• THE TASK
Reproduce the records exactly.

• TASK DATA

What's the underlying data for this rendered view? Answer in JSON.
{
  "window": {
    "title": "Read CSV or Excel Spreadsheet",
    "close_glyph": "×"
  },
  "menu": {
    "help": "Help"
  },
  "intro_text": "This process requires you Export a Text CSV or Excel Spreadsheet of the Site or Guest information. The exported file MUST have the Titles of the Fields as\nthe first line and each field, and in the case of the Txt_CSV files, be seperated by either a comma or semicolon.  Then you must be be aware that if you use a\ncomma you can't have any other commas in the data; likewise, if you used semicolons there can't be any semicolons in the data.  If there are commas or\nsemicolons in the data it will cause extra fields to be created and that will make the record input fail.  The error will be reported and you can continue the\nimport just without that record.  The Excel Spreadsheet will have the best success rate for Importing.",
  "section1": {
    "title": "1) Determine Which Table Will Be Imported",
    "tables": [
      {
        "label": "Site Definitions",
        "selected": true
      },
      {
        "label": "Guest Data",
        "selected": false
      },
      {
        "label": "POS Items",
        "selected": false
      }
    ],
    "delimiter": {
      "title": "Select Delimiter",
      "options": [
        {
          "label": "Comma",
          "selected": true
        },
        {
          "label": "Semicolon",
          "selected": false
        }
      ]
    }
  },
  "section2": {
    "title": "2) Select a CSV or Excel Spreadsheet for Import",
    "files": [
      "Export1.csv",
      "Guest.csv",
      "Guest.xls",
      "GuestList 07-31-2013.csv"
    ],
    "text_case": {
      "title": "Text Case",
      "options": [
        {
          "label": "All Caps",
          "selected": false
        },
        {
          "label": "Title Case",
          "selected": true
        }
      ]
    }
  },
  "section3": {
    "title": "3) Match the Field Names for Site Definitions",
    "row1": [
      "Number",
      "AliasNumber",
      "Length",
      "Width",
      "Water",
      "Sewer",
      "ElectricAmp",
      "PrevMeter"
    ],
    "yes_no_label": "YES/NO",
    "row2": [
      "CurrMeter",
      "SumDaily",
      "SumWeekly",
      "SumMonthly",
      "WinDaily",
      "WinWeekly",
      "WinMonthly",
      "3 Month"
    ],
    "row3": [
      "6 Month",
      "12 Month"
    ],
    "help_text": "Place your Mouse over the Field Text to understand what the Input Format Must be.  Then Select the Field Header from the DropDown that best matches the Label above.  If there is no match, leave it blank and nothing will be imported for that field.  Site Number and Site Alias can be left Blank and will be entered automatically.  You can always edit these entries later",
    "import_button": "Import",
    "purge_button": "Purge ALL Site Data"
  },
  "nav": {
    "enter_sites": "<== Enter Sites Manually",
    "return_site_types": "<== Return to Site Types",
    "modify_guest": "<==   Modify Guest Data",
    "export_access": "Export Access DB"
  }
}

• SOLUTION TO THIS EXERCISE
What's the underlying data for this rendered view? Answer in JSON.
{
  "window": {
    "title": "Read CSV or Excel Spreadsheet",
    "close_glyph": "×"
  },
  "menu": {
    "help": "Help"
  },
  "intro_text": "This process requires you Export a Text CSV or Excel Spreadsheet of the Site or Guest information. The exported file MUST have the Titles of the Fields as\nthe first line and each field, and in the case of the Txt_CSV files, be seperated by either a comma or semicolon.  Then you must be be aware that if you use a\ncomma you can't have any other commas in the data; likewise, if you used semicolons there can't be any semicolons in the data.  If there are commas or\nsemicolons in the data it will cause extra fields to be created and that will make the record input fail.  The error will be reported and you can continue the\nimport just without that record.  The Excel Spreadsheet will have the best success rate for Importing.",
  "section1": {
    "title": "1) Determine Which Table Will Be Imported",
    "tables": [
      {
        "label": "Site Definitions",
        "selected": true
      },
      {
        "label": "Guest Data",
        "selected": false
      },
      {
        "label": "POS Items",
        "selected": false
      }
    ],
    "delimiter": {
      "title": "Select Delimiter",
      "options": [
        {
          "label": "Comma",
          "selected": true
        },
        {
          "label": "Semicolon",
          "selected": false
        }
      ]
    }
  },
  "section2": {
    "title": "2) Select a CSV or Excel Spreadsheet for Import",
    "files": [
      "Export1.csv",
      "Guest.csv",
      "Guest.xls",
      "GuestList 07-31-2013.csv"
    ],
    "text_case": {
      "title": "Text Case",
      "options": [
        {
          "label": "All Caps",
          "selected": false
        },
        {
          "label": "Title Case",
          "selected": true
        }
      ]
    }
  },
  "section3": {
    "title": "3) Match the Field Names for Site Definitions",
    "row1": [
      "Number",
      "AliasNumber",
      "Length",
      "Width",
      "Water",
      "Sewer",
      "ElectricAmp",
      "PrevMeter"
    ],
    "yes_no_label": "YES/NO",
    "row2": [
      "CurrMeter",
      "SumDaily",
      "SumWeekly",
      "SumMonthly",
      "WinDaily",
      "WinWeekly",
      "WinMonthly",
      "3 Month"
    ],
    "row3": [
      "6 Month",
      "12 Month"
    ],
    "help_text": "Place your Mouse over the Field Text to understand what the Input Format Must be.  Then Select the Field Header from the DropDown that best matches the Label above.  If there is no match, leave it blank and nothing will be imported for that field.  Site Number and Site Alias can be left Blank and will be entered automatically.  You can always edit these entries later",
    "import_button": "Import",
    "purge_button": "Purge ALL Site Data"
  },
  "nav": {
    "enter_sites": "<== Enter Sites Manually",
    "return_site_types": "<== Return to Site Types",
    "modify_guest": "<==   Modify Guest Data",
    "export_access": "Export Access DB"
  }
}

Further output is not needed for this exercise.